■ WHAT TO DO:
Pick up the article on the speed of Covid vaccine development and keep writing it from its last sentence.

■ READING PASSAGE:
▼▼▼

The vaccine rollout may be progressing too slowly, but that there’s a vaccine so soon at all is a tribute to the single-focus of scientists and the biotech industry.
The way the Pfizer and Moderna vaccines were developed “are revolutionary,” says Dr. Michelle McMurry-Heath, president and CEO of the Biotechnology Innovation Organization.
In a wide-ranging interview with Steve Forbes and published on Forbes online, she said, “The platforms that have shown success — for example, the MRNA platform that has been used in both the Pfizer and Moderna vaccine — are revolutionary in that they will forever change how we think about developing new vaccines.”
Because of what scientists have learned, “When it comes to preventing the next pandemic — when it comes to even preventing the next iteration of Covid, because we know it’s constantly mutating and evolving — we are incredibly prepared.”
The breakdown in getting a vaccine, she says, is not the development. “We have seen that the science is not our barrier; that often it’s the bureaucracy, it’s the miscommunication and misalignment, and it’s the lack of resources.”
McMurry-Heath laments the lack of effective planning for the distribution of the vaccines and the therapeutics that have been shown effective in treating patients. “There’s no excuse for this. This is not rocket science. We’ve done mass vaccination programs before,” she said.

▲▲▲

■ INFORMATION SHOWN:
▼▼▼

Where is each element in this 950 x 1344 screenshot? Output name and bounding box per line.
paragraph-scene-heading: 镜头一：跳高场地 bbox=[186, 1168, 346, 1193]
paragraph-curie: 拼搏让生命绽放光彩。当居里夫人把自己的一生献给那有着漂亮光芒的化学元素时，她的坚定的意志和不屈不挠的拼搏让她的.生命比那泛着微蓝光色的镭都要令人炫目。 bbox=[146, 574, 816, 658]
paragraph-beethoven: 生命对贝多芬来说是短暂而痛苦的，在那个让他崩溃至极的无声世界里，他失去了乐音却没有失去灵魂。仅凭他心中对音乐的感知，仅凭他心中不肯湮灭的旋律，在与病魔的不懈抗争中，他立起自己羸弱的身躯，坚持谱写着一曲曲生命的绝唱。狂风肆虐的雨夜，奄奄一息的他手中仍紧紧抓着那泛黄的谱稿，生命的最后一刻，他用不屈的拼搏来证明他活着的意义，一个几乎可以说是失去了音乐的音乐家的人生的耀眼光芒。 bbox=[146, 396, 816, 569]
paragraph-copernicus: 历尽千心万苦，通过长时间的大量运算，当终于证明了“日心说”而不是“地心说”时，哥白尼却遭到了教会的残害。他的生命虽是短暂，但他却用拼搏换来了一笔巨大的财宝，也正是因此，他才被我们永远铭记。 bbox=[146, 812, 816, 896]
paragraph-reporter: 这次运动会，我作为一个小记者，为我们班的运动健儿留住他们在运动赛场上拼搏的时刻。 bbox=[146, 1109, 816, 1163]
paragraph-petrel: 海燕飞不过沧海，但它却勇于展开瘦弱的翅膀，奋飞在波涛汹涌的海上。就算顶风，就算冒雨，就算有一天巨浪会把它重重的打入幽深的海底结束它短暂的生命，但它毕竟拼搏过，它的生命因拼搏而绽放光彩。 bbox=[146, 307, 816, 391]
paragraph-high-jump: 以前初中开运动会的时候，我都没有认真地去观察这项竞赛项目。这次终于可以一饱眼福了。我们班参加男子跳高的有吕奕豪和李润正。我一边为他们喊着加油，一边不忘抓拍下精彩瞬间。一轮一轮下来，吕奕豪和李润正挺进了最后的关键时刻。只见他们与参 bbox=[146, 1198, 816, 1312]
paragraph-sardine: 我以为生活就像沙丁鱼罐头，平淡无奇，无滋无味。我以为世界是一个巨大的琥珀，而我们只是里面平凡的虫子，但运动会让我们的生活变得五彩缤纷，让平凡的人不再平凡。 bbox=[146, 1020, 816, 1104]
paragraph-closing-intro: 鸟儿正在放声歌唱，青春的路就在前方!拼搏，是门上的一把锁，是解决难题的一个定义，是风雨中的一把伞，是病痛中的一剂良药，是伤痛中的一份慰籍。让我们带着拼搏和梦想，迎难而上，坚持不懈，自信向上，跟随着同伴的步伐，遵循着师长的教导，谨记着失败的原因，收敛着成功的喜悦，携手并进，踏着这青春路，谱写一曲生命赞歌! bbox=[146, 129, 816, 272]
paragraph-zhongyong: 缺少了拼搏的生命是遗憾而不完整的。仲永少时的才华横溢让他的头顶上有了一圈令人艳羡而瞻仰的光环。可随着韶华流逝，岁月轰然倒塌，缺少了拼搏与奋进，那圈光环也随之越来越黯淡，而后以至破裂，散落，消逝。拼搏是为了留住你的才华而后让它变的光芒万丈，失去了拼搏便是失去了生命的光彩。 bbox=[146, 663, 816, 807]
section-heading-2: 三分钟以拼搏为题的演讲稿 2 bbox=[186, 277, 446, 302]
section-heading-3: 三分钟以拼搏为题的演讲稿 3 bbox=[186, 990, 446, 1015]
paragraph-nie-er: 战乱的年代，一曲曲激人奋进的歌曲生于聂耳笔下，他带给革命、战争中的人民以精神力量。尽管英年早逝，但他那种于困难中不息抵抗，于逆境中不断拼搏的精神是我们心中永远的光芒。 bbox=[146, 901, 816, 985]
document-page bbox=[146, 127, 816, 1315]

▲▲▲

■ OUTPUT OF THE EXERCISE:
The pandemic and how the nation responded to it have shown us, she says, that, “The things I think we’ve learned that are most impactful don’t even have to do with infectious diseases.”
Looking ahead, she told Forbes, it’s important the “high-touch-and-rapid-response approach” of the Food & Drug Administration continues. Another lesson is “that we need a new approach to clinical trials.”
“We need to look at our national clinical trial networks and ask ourselves, why are they not more easily mobilized for these massive public health concerns? And why is it so hard to get diverse patient populations through them?”
Says McMurry-Heath, “These are critically important questions that we are just starting to ask. But they’ll be very important, not just for infectious diseases, but for every disease out there that’s awaiting a cure.”